═════ ENTRIES SUPPLIED

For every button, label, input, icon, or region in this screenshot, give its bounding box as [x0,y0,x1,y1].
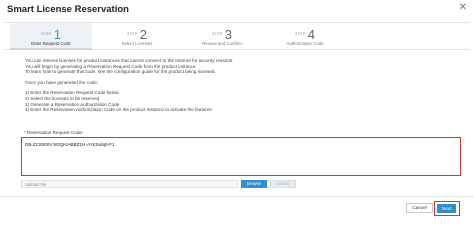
step-name: Enter Request Code [31,41,71,46]
next-button-highlight: Next [434,201,460,216]
upload-button[interactable]: Upload [270,180,296,188]
cancel-button[interactable]: Cancel [406,203,433,213]
next-button[interactable]: Next [437,203,456,213]
step-label: STEP [295,32,306,36]
step-number: 1 [53,27,61,42]
browse-button[interactable]: Browse [241,180,267,188]
step-label: STEP [212,32,223,36]
step-number: 2 [139,27,147,42]
required-marker: * [24,130,26,135]
wizard-step-4[interactable]: STEP 4 Authorization Code [264,23,346,50]
wizard-step-3[interactable]: STEP 3 Review and Confirm [181,23,263,50]
upload-file-input[interactable]: Upload File [21,180,238,188]
step-number: 3 [224,27,232,42]
wizard-step-2[interactable]: STEP 2 Select Licenses [96,23,178,50]
step-name: Select Licenses [121,41,153,46]
request-code-label-text: Reservation Request Code: [26,130,84,135]
step-name: Review and Confirm [202,41,242,46]
request-code-label: *Reservation Request Code: [24,130,83,135]
dialog-footer: Cancel Next [0,196,474,222]
step-label: STEP [127,32,138,36]
dialog-title: Smart License Reservation [7,4,129,15]
wizard-step-1[interactable]: STEP 1 Enter Request Code [10,23,92,50]
step-name: Authorization Code [286,41,324,46]
step-number: 4 [307,27,315,42]
upload-row: Upload File Browse Upload [21,180,461,188]
request-code-textarea[interactable]: DB-ZC8000V:9GQKIABBZ1H-AYk3ndq6-F1 [21,137,461,176]
close-icon[interactable]: ✕ [459,3,467,13]
instruction-step: 4) Enter the Reservation Authorization C… [25,107,212,113]
instructions: You can reserve licenses for product ins… [25,58,465,113]
wizard-steps: STEP 1 Enter Request Code STEP 2 Select Li… [4,22,470,50]
smart-license-reservation-dialog: Smart License Reservation ✕ STEP 1 Enter … [0,0,474,222]
step-label: STEP [41,32,52,36]
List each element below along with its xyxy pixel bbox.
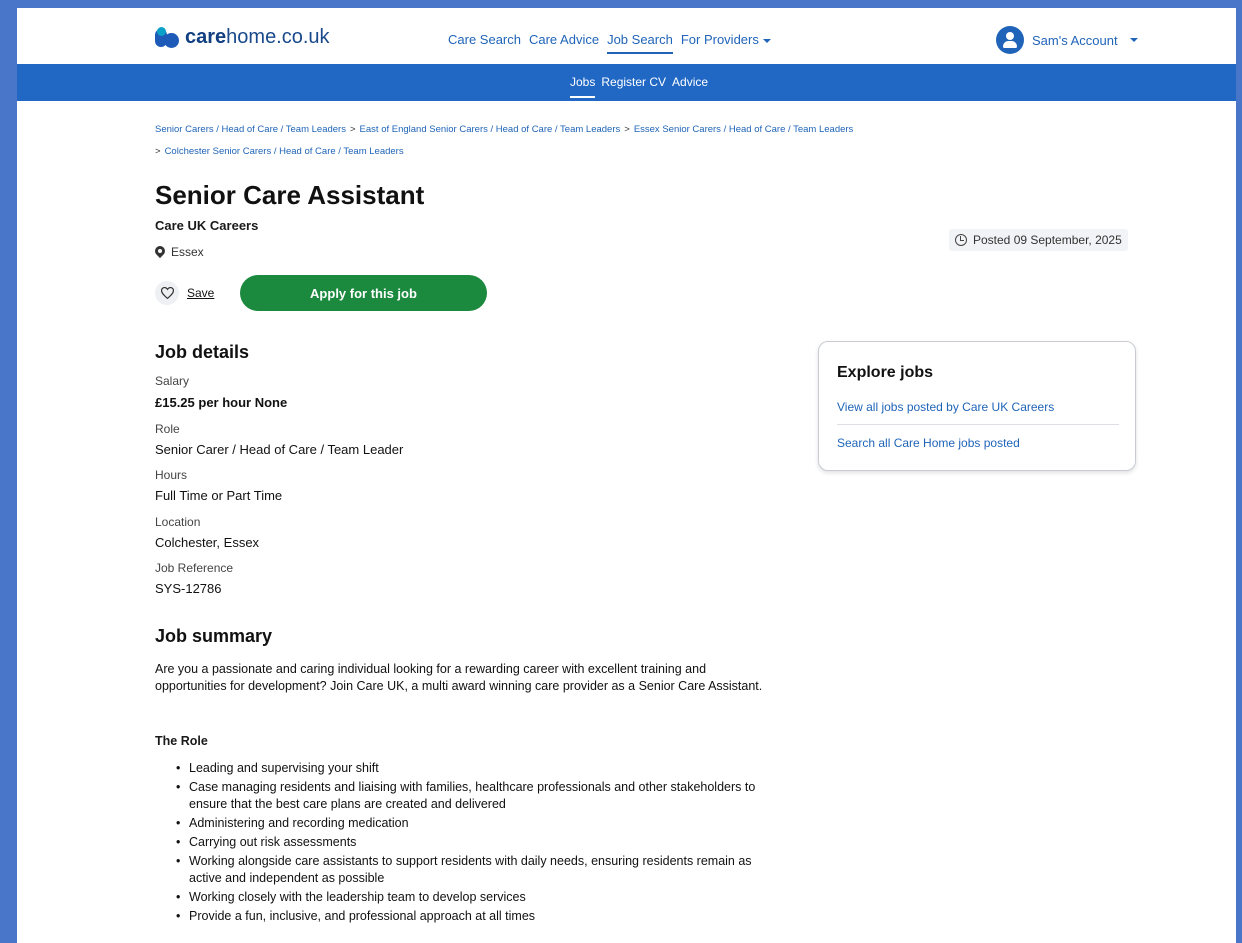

══════════

TO BE DONE » Can you copy out every line of the records above word for word, leaving out the pictures?

WRITTEN SOLUTION »
For every button, label, input, icon, or region in this screenshot, give its bounding box as [x0,y0,x1,y1].
step-name: Enter Request Code [31,41,71,46]
next-button-highlight: Next [434,201,460,216]
upload-button[interactable]: Upload [270,180,296,188]
cancel-button[interactable]: Cancel [406,203,433,213]
next-button[interactable]: Next [437,203,456,213]
step-label: STEP [295,32,306,36]
step-number: 1 [53,27,61,42]
browse-button[interactable]: Browse [241,180,267,188]
step-label: STEP [212,32,223,36]
step-number: 2 [139,27,147,42]
required-marker: * [24,130,26,135]
wizard-step-4[interactable]: STEP 4 Authorization Code [264,23,346,50]
wizard-step-3[interactable]: STEP 3 Review and Confirm [181,23,263,50]
upload-file-input[interactable]: Upload File [21,180,238,188]
step-number: 3 [224,27,232,42]
wizard-step-2[interactable]: STEP 2 Select Licenses [96,23,178,50]
step-name: Select Licenses [121,41,153,46]
request-code-label-text: Reservation Request Code: [26,130,84,135]
step-name: Review and Confirm [202,41,242,46]
request-code-label: *Reservation Request Code: [24,130,83,135]
dialog-footer: Cancel Next [0,196,474,222]
step-label: STEP [127,32,138,36]
dialog-title: Smart License Reservation [7,4,129,15]
wizard-step-1[interactable]: STEP 1 Enter Request Code [10,23,92,50]
step-name: Authorization Code [286,41,324,46]
step-number: 4 [307,27,315,42]
upload-row: Upload File Browse Upload [21,180,461,188]
request-code-textarea[interactable]: DB-ZC8000V:9GQKIABBZ1H-AYk3ndq6-F1 [21,137,461,176]
close-icon[interactable]: ✕ [459,3,467,13]
instruction-step: 4) Enter the Reservation Authorization C… [25,107,212,113]
instructions: You can reserve licenses for product ins… [25,58,465,113]
wizard-steps: STEP 1 Enter Request Code STEP 2 Select Li… [4,22,470,50]
smart-license-reservation-dialog: Smart License Reservation ✕ STEP 1 Enter … [0,0,474,222]
step-label: STEP [41,32,52,36]
List each element below along with its xyxy pixel bbox.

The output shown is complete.